## Task to complete
Read through the data and report every line in which the word "tarpeisiin" occurs.
---------- Provided material
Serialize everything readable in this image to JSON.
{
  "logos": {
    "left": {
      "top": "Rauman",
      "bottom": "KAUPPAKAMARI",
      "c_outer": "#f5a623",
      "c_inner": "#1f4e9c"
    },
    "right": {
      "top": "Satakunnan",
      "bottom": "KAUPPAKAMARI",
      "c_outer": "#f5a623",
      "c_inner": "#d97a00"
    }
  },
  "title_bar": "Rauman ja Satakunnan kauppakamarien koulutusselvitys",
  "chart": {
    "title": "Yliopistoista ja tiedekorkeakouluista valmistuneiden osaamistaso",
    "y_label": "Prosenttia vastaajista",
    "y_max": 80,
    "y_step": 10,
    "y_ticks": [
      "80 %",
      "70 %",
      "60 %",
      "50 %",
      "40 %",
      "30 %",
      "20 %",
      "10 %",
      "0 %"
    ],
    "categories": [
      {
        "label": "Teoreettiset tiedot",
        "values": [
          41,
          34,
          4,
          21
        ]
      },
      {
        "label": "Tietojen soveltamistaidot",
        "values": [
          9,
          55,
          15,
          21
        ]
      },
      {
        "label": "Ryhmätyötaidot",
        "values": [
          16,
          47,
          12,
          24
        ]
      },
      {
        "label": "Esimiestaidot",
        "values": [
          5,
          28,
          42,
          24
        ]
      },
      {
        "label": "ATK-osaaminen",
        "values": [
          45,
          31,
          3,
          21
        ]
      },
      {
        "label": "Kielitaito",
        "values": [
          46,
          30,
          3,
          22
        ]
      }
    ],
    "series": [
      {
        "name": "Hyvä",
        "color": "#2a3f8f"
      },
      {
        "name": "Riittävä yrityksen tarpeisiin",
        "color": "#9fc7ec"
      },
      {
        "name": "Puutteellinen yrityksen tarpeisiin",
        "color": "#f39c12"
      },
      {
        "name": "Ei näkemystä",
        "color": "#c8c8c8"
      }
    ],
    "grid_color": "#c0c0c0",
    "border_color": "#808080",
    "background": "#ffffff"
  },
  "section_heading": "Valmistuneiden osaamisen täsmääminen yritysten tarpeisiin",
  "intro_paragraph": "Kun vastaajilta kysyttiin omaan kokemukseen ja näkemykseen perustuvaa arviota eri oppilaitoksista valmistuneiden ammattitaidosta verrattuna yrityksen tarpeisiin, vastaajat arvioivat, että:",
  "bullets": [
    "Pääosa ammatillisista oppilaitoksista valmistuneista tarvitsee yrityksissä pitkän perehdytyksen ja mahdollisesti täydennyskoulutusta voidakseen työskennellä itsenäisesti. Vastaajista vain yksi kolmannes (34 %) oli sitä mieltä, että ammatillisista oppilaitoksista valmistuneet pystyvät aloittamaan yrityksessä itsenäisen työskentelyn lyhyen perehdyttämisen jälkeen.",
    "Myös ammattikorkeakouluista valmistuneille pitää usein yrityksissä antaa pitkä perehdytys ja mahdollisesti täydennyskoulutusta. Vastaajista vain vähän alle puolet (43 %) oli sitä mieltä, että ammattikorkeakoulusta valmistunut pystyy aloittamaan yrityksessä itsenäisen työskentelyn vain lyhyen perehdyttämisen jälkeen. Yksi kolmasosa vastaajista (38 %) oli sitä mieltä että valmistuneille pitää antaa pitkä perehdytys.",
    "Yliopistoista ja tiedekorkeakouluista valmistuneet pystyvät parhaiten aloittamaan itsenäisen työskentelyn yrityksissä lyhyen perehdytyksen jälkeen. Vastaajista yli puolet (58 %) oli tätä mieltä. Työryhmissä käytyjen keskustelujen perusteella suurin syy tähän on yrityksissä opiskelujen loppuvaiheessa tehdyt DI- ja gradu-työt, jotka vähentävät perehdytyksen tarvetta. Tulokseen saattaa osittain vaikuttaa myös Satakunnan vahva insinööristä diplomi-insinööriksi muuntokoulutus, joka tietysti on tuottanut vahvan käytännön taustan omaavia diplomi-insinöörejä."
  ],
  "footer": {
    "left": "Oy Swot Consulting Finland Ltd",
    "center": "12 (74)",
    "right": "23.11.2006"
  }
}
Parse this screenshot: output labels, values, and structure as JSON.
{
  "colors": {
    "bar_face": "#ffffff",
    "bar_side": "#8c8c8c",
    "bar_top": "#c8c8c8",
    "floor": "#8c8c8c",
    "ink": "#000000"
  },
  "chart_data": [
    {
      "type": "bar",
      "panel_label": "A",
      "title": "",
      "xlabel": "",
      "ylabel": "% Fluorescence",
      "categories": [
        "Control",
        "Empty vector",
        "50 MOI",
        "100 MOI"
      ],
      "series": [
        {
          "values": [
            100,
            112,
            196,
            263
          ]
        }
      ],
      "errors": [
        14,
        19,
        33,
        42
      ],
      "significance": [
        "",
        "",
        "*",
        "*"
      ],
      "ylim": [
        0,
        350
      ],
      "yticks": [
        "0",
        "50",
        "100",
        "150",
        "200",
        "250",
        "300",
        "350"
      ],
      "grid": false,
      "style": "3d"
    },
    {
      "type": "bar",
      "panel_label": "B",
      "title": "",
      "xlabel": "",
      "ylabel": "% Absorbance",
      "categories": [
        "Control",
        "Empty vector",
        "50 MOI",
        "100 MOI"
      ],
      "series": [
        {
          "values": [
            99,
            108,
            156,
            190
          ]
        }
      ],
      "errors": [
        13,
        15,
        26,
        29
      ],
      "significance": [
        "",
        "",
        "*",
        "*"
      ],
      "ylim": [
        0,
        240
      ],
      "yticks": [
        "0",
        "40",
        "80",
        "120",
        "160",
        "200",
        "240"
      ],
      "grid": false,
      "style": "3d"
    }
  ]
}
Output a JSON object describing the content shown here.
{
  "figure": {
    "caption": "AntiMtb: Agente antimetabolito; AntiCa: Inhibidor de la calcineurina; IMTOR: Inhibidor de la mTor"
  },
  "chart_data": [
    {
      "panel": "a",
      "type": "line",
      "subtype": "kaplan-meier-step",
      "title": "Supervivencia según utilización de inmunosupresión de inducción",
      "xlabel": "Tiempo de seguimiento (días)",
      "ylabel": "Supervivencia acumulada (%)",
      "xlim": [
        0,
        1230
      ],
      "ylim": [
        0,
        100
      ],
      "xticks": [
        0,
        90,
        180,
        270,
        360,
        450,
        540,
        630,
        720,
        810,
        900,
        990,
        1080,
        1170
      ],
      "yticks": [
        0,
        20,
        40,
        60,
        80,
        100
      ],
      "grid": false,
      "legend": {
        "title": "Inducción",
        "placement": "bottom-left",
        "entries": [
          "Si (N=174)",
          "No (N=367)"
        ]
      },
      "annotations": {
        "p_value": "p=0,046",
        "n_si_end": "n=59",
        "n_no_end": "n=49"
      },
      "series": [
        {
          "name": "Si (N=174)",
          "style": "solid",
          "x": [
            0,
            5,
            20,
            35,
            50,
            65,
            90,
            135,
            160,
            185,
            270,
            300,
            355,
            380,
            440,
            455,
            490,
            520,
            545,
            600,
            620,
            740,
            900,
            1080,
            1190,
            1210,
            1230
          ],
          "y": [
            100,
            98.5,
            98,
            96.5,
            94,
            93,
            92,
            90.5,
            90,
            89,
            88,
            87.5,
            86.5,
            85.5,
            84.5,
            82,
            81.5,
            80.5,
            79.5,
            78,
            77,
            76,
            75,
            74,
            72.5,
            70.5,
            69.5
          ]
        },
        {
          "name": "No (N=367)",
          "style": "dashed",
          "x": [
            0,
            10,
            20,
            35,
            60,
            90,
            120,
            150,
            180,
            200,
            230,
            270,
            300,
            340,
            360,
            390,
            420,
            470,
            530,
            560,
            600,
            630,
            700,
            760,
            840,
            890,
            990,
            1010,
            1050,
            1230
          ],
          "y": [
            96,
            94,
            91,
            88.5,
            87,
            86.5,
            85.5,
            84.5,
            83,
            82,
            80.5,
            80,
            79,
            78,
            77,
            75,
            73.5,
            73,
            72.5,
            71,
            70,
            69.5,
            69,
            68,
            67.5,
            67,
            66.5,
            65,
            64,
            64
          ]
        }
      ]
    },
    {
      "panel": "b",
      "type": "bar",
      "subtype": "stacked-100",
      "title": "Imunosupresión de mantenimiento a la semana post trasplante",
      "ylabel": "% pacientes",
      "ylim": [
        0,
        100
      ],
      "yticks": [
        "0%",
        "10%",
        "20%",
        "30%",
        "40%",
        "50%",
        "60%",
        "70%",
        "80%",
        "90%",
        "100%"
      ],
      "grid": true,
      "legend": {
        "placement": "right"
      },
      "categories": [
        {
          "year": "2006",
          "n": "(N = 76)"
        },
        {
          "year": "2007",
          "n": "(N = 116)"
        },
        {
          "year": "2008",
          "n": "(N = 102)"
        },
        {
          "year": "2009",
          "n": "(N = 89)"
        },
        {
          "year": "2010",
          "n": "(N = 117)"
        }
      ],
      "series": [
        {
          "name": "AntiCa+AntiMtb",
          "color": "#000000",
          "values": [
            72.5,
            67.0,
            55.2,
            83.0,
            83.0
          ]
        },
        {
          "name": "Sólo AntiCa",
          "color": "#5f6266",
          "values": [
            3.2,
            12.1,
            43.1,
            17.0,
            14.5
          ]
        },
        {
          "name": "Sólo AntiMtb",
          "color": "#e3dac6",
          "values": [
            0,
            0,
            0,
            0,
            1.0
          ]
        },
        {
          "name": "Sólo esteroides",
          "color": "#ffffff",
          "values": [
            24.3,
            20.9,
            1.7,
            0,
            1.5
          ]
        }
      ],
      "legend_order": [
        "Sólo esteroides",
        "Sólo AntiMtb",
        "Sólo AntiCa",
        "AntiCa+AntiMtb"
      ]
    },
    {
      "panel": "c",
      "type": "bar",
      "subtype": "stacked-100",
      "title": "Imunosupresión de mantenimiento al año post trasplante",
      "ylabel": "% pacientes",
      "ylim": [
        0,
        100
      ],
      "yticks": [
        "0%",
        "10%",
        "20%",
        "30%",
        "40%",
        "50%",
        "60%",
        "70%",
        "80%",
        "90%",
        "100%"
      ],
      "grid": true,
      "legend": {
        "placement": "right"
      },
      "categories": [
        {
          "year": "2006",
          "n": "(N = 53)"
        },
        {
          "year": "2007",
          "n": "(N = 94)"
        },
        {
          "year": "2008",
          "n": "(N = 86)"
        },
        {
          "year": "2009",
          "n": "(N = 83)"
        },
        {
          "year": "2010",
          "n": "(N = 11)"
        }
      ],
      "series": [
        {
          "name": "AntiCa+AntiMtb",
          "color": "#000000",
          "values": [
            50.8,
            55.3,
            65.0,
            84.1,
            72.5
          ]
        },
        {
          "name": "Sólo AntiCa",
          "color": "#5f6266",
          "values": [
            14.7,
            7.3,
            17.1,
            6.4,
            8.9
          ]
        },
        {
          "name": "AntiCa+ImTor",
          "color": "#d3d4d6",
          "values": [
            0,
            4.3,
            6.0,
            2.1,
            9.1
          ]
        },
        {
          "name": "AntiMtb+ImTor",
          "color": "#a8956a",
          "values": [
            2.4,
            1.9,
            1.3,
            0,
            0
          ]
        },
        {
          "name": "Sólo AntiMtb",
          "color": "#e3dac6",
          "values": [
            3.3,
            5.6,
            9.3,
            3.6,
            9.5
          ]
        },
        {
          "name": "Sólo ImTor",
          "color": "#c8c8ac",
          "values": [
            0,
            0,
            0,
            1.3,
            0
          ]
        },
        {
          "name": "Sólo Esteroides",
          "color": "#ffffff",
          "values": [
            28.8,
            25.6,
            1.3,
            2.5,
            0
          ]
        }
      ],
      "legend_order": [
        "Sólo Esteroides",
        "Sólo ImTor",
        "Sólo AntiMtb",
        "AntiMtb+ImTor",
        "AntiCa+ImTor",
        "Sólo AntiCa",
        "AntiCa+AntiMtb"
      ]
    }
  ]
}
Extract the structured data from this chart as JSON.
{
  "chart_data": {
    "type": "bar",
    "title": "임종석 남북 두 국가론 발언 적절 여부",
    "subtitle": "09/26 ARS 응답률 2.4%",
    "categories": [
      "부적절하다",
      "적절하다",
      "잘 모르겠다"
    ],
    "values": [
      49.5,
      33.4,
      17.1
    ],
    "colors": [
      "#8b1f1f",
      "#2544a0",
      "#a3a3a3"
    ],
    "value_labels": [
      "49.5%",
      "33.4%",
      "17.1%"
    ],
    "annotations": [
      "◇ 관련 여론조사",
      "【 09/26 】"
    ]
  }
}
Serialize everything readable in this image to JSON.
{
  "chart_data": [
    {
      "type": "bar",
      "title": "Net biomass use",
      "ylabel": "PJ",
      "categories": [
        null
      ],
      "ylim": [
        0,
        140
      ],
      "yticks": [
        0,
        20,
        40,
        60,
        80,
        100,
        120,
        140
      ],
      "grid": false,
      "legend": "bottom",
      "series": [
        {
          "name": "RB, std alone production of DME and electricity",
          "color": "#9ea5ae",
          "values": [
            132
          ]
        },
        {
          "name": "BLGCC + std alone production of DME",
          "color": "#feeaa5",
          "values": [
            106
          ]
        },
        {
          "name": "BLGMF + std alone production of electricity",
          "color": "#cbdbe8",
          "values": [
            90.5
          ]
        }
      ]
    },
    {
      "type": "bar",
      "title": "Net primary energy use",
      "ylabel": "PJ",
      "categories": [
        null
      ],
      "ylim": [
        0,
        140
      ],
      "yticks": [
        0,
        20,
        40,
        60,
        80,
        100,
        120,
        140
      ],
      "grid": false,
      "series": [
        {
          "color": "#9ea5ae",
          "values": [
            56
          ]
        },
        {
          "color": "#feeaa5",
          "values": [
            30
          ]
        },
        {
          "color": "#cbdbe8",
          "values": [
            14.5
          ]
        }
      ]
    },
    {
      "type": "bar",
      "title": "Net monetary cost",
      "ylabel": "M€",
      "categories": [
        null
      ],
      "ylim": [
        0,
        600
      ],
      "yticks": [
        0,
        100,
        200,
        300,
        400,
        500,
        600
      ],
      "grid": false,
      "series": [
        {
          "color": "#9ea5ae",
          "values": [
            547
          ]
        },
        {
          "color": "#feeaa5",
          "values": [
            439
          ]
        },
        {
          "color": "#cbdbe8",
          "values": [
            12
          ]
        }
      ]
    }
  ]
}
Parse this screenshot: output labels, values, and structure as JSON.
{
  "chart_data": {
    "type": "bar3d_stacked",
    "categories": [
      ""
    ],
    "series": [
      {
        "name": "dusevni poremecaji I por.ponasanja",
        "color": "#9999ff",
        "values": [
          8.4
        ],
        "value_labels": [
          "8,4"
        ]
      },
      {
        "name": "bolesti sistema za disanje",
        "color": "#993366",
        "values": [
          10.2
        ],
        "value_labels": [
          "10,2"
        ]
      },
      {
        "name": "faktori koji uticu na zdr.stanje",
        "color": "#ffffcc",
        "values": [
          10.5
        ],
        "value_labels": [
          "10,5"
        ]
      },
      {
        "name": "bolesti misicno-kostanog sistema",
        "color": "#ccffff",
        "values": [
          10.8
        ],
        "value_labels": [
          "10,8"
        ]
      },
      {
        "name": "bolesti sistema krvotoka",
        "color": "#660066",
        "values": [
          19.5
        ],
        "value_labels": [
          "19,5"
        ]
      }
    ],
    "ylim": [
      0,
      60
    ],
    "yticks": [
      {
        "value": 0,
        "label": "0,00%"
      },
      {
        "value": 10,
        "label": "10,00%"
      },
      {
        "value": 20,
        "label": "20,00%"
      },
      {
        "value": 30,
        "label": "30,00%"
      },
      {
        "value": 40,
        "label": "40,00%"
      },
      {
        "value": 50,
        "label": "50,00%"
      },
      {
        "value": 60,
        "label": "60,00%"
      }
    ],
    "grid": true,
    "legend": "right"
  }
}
--------------------
## Answer to this exercise
        "name": "Riittävä yrityksen tarpeisiin",
        "name": "Puutteellinen yrityksen tarpeisiin",
  "section_heading": "Valmistuneiden osaamisen täsmääminen yritysten tarpeisiin",
  "intro_paragraph": "Kun vastaajilta kysyttiin omaan kokemukseen ja näkemykseen perustuvaa arviota eri oppilaitoksista valmistuneiden ammattitaidosta verrattuna yrityksen tarpeisiin, vastaajat arvioivat, että:",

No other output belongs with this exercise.